[Data items]

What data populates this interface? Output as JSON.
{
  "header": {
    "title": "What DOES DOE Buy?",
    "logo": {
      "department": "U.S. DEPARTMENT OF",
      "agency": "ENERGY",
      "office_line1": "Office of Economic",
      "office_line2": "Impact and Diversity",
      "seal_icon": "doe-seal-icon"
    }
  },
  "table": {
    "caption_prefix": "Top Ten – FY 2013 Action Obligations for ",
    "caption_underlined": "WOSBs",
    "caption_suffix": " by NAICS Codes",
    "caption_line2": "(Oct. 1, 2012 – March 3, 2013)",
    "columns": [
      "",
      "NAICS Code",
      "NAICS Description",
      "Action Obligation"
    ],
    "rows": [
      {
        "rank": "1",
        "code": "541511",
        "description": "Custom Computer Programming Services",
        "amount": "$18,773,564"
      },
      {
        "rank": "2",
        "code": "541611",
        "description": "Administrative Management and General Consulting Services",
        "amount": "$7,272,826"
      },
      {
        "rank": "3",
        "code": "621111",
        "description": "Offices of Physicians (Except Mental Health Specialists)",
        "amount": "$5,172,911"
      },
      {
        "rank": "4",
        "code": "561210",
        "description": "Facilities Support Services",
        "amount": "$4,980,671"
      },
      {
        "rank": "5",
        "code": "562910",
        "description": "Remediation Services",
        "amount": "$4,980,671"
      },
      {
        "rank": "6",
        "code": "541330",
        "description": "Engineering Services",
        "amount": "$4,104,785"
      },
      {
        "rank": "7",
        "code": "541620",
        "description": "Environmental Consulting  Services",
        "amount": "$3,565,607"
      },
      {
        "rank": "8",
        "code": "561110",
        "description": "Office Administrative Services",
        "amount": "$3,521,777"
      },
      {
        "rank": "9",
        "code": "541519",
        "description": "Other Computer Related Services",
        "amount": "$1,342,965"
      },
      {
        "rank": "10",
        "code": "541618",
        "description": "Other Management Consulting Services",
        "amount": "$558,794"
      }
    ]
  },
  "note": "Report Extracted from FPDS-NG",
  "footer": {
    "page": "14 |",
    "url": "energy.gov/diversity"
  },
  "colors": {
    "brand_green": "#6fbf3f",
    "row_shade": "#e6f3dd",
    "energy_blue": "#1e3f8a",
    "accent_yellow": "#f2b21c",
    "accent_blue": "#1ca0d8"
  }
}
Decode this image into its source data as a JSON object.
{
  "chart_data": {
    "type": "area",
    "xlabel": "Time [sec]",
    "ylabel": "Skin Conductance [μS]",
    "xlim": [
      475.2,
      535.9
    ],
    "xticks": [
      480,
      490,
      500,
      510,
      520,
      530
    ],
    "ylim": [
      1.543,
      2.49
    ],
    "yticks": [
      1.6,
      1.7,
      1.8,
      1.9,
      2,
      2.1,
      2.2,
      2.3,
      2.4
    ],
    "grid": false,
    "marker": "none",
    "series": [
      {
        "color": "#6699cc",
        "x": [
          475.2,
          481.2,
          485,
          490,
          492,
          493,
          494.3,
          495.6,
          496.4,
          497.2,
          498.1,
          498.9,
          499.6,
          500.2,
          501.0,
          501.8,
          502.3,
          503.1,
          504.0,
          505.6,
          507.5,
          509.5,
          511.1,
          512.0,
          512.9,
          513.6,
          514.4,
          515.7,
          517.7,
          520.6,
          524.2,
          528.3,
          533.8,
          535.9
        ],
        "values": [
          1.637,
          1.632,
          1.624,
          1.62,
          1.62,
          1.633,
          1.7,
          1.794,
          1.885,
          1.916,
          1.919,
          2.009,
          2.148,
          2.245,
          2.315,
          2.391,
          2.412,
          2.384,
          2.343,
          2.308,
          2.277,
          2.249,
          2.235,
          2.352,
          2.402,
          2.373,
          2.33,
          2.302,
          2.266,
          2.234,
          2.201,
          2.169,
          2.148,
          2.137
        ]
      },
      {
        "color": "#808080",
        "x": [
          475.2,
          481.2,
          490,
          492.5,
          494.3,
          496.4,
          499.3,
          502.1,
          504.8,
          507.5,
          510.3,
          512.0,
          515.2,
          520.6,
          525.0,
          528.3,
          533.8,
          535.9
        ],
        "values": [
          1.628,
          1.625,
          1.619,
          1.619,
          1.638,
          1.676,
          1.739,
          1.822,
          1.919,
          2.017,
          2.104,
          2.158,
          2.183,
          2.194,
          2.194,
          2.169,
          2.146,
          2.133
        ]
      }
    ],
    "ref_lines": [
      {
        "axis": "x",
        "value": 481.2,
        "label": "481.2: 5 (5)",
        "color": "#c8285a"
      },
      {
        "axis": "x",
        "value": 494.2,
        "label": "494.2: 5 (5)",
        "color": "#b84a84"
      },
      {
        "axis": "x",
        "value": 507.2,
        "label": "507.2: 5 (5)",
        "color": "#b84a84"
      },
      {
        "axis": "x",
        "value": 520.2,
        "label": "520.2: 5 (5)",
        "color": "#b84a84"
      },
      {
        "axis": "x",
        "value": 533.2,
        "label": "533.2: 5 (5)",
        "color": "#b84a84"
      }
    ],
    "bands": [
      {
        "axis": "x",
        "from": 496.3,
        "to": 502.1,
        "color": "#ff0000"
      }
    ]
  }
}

- **Challenge**
Return all the data exactly as given.

- **Solution**
What data populates this interface? Output as JSON.
{
  "header": {
    "title": "What DOES DOE Buy?",
    "logo": {
      "department": "U.S. DEPARTMENT OF",
      "agency": "ENERGY",
      "office_line1": "Office of Economic",
      "office_line2": "Impact and Diversity",
      "seal_icon": "doe-seal-icon"
    }
  },
  "table": {
    "caption_prefix": "Top Ten – FY 2013 Action Obligations for ",
    "caption_underlined": "WOSBs",
    "caption_suffix": " by NAICS Codes",
    "caption_line2": "(Oct. 1, 2012 – March 3, 2013)",
    "columns": [
      "",
      "NAICS Code",
      "NAICS Description",
      "Action Obligation"
    ],
    "rows": [
      {
        "rank": "1",
        "code": "541511",
        "description": "Custom Computer Programming Services",
        "amount": "$18,773,564"
      },
      {
        "rank": "2",
        "code": "541611",
        "description": "Administrative Management and General Consulting Services",
        "amount": "$7,272,826"
      },
      {
        "rank": "3",
        "code": "621111",
        "description": "Offices of Physicians (Except Mental Health Specialists)",
        "amount": "$5,172,911"
      },
      {
        "rank": "4",
        "code": "561210",
        "description": "Facilities Support Services",
        "amount": "$4,980,671"
      },
      {
        "rank": "5",
        "code": "562910",
        "description": "Remediation Services",
        "amount": "$4,980,671"
      },
      {
        "rank": "6",
        "code": "541330",
        "description": "Engineering Services",
        "amount": "$4,104,785"
      },
      {
        "rank": "7",
        "code": "541620",
        "description": "Environmental Consulting  Services",
        "amount": "$3,565,607"
      },
      {
        "rank": "8",
        "code": "561110",
        "description": "Office Administrative Services",
        "amount": "$3,521,777"
      },
      {
        "rank": "9",
        "code": "541519",
        "description": "Other Computer Related Services",
        "amount": "$1,342,965"
      },
      {
        "rank": "10",
        "code": "541618",
        "description": "Other Management Consulting Services",
        "amount": "$558,794"
      }
    ]
  },
  "note": "Report Extracted from FPDS-NG",
  "footer": {
    "page": "14 |",
    "url": "energy.gov/diversity"
  },
  "colors": {
    "brand_green": "#6fbf3f",
    "row_shade": "#e6f3dd",
    "energy_blue": "#1e3f8a",
    "accent_yellow": "#f2b21c",
    "accent_blue": "#1ca0d8"
  }
}
Decode this image into its source data as a JSON object.
{
  "chart_data": {
    "type": "area",
    "xlabel": "Time [sec]",
    "ylabel": "Skin Conductance [μS]",
    "xlim": [
      475.2,
      535.9
    ],
    "xticks": [
      480,
      490,
      500,
      510,
      520,
      530
    ],
    "ylim": [
      1.543,
      2.49
    ],
    "yticks": [
      1.6,
      1.7,
      1.8,
      1.9,
      2,
      2.1,
      2.2,
      2.3,
      2.4
    ],
    "grid": false,
    "marker": "none",
    "series": [
      {
        "color": "#6699cc",
        "x": [
          475.2,
          481.2,
          485,
          490,
          492,
          493,
          494.3,
          495.6,
          496.4,
          497.2,
          498.1,
          498.9,
          499.6,
          500.2,
          501.0,
          501.8,
          502.3,
          503.1,
          504.0,
          505.6,
          507.5,
          509.5,
          511.1,
          512.0,
          512.9,
          513.6,
          514.4,
          515.7,
          517.7,
          520.6,
          524.2,
          528.3,
          533.8,
          535.9
        ],
        "values": [
          1.637,
          1.632,
          1.624,
          1.62,
          1.62,
          1.633,
          1.7,
          1.794,
          1.885,
          1.916,
          1.919,
          2.009,
          2.148,
          2.245,
          2.315,
          2.391,
          2.412,
          2.384,
          2.343,
          2.308,
          2.277,
          2.249,
          2.235,
          2.352,
          2.402,
          2.373,
          2.33,
          2.302,
          2.266,
          2.234,
          2.201,
          2.169,
          2.148,
          2.137
        ]
      },
      {
        "color": "#808080",
        "x": [
          475.2,
          481.2,
          490,
          492.5,
          494.3,
          496.4,
          499.3,
          502.1,
          504.8,
          507.5,
          510.3,
          512.0,
          515.2,
          520.6,
          525.0,
          528.3,
          533.8,
          535.9
        ],
        "values": [
          1.628,
          1.625,
          1.619,
          1.619,
          1.638,
          1.676,
          1.739,
          1.822,
          1.919,
          2.017,
          2.104,
          2.158,
          2.183,
          2.194,
          2.194,
          2.169,
          2.146,
          2.133
        ]
      }
    ],
    "ref_lines": [
      {
        "axis": "x",
        "value": 481.2,
        "label": "481.2: 5 (5)",
        "color": "#c8285a"
      },
      {
        "axis": "x",
        "value": 494.2,
        "label": "494.2: 5 (5)",
        "color": "#b84a84"
      },
      {
        "axis": "x",
        "value": 507.2,
        "label": "507.2: 5 (5)",
        "color": "#b84a84"
      },
      {
        "axis": "x",
        "value": 520.2,
        "label": "520.2: 5 (5)",
        "color": "#b84a84"
      },
      {
        "axis": "x",
        "value": 533.2,
        "label": "533.2: 5 (5)",
        "color": "#b84a84"
      }
    ],
    "bands": [
      {
        "axis": "x",
        "from": 496.3,
        "to": 502.1,
        "color": "#ff0000"
      }
    ]
  }
}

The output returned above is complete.